Task objective: Tally the lines of the listing that contain the string "Sorge". Give the number and nothing else.

— START OF Data supplied —

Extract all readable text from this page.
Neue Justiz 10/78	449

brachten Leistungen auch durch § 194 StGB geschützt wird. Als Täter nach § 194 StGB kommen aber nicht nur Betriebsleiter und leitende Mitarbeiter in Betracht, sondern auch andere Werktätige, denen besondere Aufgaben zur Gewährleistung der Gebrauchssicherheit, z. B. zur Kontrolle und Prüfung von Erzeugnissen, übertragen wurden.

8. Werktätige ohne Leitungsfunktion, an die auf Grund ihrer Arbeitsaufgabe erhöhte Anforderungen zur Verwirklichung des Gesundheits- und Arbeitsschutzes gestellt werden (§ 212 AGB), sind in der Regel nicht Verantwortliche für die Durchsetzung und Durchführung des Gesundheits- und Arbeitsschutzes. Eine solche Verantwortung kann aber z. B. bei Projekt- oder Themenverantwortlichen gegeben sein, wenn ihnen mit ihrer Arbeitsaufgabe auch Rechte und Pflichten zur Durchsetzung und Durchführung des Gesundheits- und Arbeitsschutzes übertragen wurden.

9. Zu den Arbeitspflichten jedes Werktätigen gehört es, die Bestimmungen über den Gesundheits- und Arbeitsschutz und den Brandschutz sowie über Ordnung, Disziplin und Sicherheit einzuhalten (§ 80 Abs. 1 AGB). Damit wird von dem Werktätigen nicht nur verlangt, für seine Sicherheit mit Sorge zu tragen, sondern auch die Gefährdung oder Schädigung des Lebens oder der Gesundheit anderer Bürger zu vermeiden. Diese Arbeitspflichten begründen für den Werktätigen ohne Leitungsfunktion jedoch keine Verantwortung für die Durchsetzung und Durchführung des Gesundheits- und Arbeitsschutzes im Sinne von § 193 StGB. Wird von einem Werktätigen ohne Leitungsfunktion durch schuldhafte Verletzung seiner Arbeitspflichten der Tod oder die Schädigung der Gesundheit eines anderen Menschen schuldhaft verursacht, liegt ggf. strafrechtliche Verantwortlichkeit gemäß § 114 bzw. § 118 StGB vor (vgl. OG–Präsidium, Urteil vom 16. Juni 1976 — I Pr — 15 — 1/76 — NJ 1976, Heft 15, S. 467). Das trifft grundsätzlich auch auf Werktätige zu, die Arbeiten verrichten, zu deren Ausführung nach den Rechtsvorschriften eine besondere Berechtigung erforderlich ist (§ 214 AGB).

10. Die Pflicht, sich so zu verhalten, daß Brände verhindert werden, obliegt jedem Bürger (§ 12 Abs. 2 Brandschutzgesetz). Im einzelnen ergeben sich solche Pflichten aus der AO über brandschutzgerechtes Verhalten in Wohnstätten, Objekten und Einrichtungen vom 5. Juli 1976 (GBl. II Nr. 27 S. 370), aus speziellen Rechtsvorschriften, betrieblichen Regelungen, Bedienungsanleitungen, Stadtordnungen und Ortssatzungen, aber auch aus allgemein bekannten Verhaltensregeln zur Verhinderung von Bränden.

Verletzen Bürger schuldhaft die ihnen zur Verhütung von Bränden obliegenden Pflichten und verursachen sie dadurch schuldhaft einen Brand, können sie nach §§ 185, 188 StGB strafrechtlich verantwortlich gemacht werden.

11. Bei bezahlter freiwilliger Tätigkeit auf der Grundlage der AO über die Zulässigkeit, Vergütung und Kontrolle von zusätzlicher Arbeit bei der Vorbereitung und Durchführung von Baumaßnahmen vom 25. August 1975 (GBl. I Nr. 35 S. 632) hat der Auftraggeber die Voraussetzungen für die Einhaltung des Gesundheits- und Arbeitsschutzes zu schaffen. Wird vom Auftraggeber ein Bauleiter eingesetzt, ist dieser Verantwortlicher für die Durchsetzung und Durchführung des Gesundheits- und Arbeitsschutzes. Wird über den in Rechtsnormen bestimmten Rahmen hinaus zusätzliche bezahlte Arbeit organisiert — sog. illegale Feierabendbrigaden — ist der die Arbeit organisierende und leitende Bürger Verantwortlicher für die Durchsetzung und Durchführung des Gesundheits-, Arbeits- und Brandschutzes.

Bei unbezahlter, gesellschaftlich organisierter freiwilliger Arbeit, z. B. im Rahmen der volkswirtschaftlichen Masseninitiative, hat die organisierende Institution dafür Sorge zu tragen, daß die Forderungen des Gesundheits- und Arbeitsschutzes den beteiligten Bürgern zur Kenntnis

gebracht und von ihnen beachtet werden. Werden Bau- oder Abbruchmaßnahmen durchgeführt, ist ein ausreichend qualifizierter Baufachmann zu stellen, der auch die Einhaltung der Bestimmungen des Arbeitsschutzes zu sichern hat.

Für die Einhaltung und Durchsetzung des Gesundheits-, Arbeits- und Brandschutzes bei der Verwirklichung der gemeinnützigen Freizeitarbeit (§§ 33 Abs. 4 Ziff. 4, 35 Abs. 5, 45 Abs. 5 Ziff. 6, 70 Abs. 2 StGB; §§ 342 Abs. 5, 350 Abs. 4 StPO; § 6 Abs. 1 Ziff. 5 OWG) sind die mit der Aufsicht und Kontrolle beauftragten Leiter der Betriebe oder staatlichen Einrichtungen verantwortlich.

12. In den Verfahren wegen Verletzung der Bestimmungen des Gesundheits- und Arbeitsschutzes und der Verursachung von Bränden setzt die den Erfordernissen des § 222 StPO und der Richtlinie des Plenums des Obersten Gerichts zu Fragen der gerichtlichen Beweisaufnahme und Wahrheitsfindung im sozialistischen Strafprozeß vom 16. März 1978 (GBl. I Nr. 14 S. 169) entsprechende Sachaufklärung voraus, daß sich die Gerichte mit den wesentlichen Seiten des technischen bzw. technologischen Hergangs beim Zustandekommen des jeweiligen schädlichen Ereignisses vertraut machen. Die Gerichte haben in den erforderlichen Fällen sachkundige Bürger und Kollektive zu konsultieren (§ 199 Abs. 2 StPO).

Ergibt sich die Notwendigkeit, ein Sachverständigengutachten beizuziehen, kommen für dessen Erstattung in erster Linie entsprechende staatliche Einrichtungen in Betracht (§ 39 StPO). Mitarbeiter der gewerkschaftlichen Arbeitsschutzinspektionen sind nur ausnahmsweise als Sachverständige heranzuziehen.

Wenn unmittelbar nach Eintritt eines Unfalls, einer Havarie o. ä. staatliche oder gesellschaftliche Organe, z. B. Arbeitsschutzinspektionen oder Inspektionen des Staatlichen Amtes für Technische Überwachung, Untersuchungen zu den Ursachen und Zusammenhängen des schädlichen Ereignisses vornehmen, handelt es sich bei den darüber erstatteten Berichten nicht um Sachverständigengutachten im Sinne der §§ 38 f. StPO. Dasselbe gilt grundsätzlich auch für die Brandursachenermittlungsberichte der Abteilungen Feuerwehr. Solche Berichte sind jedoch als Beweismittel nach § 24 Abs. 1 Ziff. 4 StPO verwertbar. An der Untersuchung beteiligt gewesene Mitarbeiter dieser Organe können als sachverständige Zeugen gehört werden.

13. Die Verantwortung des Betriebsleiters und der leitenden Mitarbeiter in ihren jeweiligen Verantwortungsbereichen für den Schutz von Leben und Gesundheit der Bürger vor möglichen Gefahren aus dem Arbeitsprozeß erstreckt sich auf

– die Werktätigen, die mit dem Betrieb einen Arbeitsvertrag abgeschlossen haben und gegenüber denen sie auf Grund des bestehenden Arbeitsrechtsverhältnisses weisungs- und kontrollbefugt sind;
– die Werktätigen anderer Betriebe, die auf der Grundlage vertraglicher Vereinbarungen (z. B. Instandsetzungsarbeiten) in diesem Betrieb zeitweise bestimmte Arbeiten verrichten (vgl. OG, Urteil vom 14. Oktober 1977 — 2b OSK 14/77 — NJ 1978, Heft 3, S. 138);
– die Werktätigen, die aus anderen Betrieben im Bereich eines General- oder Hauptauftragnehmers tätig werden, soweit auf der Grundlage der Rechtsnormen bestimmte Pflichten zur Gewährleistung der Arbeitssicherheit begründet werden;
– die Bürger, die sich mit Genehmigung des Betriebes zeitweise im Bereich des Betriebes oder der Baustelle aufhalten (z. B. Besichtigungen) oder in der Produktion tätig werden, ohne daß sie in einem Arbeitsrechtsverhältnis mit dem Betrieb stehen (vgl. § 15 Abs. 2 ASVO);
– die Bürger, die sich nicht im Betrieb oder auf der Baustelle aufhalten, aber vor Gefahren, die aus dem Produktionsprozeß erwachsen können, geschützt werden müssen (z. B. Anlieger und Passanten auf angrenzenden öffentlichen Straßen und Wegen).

— END OF Data supplied —

Reply: 2